● Stated problem a
In the Robert Cornelius profile, what was the lens in the box Cornelius used for his October 1839 self-portrait taken from?

● Text excerpt
Son of Christian Friederich Cornelius and Sarah Cornelius
Husband of Harriet Cornelius
Father of Robert C. Cornelius; Sarah Ann "Sallie" Cookman; John Christian Cornelius; Charles E. Cornelius; Harriet Blakiston and 3 others
Brother of Anne Elizabeth Baker

Occupation: American pioneer of photography and a lamp manufacturer
Managed by: Private User
Last Updated:

About Robert Cornelius

Profile photo is Cornelius's 1839 photograph of himself. The back reads, "The first light picture ever taken". The Cornelius portrait is the first known photographic portrait ever taken.

http://www.loc.gov/pictures/item/2004664436/ -- "Daguerre announced his invention of a photographic method to the French Academy of Sciences in August 1839. That October, a young Philadelphian, Robert Cornelius, working out of doors to take advantage of the light, made this head-and-shoulders self-portrait using a box fitted with a lens from an opera glass. In the portrait, Cornelius stands slightly off-center with hair askew, in the yard behind his family's lamp and chandelier store, peering uncertainly into the camera. Early daguerreotypy required a long exposure time, ranging from three to fifteen minutes, making the process nearly impractical for portraiture. (Source: "Photographic Material," by Carol Johnson. In Gathering History: the Marian S. Carson Collection of Americana, 1999, p. 100)"

Cornelius was the son of Christian Cornelius, a Dutch immigrant to Philadelphia in 1783. A well-to-do manufacturer of lamps and chandeliers, the elder Cornelius sent his son to private school where he took a special interest in chemistry. In 1831, he began to work for his father and specialized in silver-plating and metal polishing, a skill for which he was so sufficiently well-renowned, that in 1844, the newly-created Smithsonian Institute entrusted some of its early experiments to him. It was natural, then, for Joseph Saxton to approach Cornelius for the silver plate required for his daguerreotype of Central High School, and equally natural for Cornelius himself to become interested in the procedure.

● Supplied data
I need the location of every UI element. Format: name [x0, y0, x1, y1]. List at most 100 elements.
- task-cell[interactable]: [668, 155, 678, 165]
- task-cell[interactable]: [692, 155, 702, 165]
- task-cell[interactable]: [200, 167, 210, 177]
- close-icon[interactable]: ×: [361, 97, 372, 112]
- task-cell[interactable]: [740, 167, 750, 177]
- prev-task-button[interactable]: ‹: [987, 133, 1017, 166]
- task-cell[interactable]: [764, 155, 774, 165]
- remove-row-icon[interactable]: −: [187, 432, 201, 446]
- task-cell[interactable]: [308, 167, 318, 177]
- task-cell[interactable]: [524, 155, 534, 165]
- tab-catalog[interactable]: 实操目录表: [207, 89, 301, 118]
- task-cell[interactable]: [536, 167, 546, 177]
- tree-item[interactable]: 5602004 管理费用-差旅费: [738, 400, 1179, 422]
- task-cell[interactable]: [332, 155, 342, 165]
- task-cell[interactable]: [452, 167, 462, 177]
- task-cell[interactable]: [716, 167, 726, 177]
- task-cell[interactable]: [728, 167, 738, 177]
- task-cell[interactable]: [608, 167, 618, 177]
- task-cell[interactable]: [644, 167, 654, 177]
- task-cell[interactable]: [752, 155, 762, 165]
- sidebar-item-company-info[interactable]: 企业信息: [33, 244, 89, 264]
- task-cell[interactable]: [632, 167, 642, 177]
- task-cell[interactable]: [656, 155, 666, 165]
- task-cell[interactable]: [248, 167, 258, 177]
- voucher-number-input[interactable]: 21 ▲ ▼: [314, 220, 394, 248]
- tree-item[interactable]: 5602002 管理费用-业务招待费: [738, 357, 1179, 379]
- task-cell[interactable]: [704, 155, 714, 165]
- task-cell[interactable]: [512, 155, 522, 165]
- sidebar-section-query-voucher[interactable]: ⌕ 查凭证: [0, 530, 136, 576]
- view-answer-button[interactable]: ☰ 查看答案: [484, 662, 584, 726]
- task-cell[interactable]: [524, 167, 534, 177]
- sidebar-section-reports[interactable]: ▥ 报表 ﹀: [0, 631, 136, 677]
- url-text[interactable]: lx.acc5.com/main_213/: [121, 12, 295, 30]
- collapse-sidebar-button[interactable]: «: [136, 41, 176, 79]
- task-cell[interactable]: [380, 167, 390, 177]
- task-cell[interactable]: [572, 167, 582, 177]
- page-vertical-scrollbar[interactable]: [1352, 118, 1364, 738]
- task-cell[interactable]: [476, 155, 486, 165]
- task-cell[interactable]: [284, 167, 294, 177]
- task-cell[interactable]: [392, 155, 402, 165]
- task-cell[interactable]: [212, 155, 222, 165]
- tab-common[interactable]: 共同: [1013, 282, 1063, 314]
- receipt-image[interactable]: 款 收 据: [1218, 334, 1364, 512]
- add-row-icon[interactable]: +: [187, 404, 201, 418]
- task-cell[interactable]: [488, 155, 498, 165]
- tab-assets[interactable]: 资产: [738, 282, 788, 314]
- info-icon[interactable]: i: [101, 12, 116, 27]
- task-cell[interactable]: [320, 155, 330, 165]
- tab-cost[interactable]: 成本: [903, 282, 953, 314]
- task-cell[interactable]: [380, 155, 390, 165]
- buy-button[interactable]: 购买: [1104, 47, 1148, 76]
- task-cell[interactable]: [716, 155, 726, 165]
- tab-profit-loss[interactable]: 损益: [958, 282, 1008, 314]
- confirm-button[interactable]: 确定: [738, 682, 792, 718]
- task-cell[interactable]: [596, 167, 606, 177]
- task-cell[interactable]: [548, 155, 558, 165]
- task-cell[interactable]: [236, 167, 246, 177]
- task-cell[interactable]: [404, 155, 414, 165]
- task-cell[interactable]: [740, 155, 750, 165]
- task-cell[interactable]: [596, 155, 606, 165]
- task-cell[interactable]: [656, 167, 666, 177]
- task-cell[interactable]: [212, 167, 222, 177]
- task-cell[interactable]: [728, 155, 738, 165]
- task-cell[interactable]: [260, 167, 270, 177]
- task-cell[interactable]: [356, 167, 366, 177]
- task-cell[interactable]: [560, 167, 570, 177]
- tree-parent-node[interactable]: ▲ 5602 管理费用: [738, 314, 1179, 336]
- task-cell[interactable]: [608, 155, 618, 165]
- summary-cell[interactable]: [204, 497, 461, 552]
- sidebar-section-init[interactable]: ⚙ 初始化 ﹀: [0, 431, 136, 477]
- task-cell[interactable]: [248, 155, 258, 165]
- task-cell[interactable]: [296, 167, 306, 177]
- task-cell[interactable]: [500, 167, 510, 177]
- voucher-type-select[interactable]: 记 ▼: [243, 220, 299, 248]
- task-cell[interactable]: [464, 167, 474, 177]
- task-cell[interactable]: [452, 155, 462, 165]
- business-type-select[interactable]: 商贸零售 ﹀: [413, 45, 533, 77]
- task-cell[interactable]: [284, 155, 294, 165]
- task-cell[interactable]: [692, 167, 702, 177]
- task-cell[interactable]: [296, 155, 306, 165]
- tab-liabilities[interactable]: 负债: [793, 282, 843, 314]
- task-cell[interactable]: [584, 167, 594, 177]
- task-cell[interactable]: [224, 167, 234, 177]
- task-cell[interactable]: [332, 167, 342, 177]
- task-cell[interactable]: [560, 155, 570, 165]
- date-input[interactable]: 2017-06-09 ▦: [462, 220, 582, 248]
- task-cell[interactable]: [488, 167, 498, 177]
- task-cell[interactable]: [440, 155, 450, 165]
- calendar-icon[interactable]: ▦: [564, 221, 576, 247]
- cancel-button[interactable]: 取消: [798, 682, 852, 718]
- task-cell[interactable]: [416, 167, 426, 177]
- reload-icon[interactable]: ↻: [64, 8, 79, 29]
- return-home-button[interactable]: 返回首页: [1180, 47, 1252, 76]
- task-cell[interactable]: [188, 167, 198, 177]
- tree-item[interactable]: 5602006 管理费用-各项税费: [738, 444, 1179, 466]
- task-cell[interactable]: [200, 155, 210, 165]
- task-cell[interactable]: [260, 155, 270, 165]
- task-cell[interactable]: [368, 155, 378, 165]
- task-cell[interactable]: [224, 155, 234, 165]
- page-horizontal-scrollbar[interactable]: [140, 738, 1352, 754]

● Stated problem b
Copy word for word the stretch of the records from their first line through the line containing "- task-cell[interactable]: [512, 155, 522, 165]".

● Worked solution a
It was taken from an opera glass.

● Worked solution b
I need the location of every UI element. Format: name [x0, y0, x1, y1]. List at most 100 elements.
- task-cell[interactable]: [668, 155, 678, 165]
- task-cell[interactable]: [692, 155, 702, 165]
- task-cell[interactable]: [200, 167, 210, 177]
- close-icon[interactable]: ×: [361, 97, 372, 112]
- task-cell[interactable]: [740, 167, 750, 177]
- prev-task-button[interactable]: ‹: [987, 133, 1017, 166]
- task-cell[interactable]: [764, 155, 774, 165]
- remove-row-icon[interactable]: −: [187, 432, 201, 446]
- task-cell[interactable]: [308, 167, 318, 177]
- task-cell[interactable]: [524, 155, 534, 165]
- tab-catalog[interactable]: 实操目录表: [207, 89, 301, 118]
- task-cell[interactable]: [536, 167, 546, 177]
- tree-item[interactable]: 5602004 管理费用-差旅费: [738, 400, 1179, 422]
- task-cell[interactable]: [332, 155, 342, 165]
- task-cell[interactable]: [452, 167, 462, 177]
- task-cell[interactable]: [716, 167, 726, 177]
- task-cell[interactable]: [728, 167, 738, 177]
- task-cell[interactable]: [608, 167, 618, 177]
- task-cell[interactable]: [644, 167, 654, 177]
- task-cell[interactable]: [752, 155, 762, 165]
- sidebar-item-company-info[interactable]: 企业信息: [33, 244, 89, 264]
- task-cell[interactable]: [632, 167, 642, 177]
- task-cell[interactable]: [656, 155, 666, 165]
- task-cell[interactable]: [248, 167, 258, 177]
- voucher-number-input[interactable]: 21 ▲ ▼: [314, 220, 394, 248]
- tree-item[interactable]: 5602002 管理费用-业务招待费: [738, 357, 1179, 379]
- task-cell[interactable]: [704, 155, 714, 165]
- task-cell[interactable]: [512, 155, 522, 165]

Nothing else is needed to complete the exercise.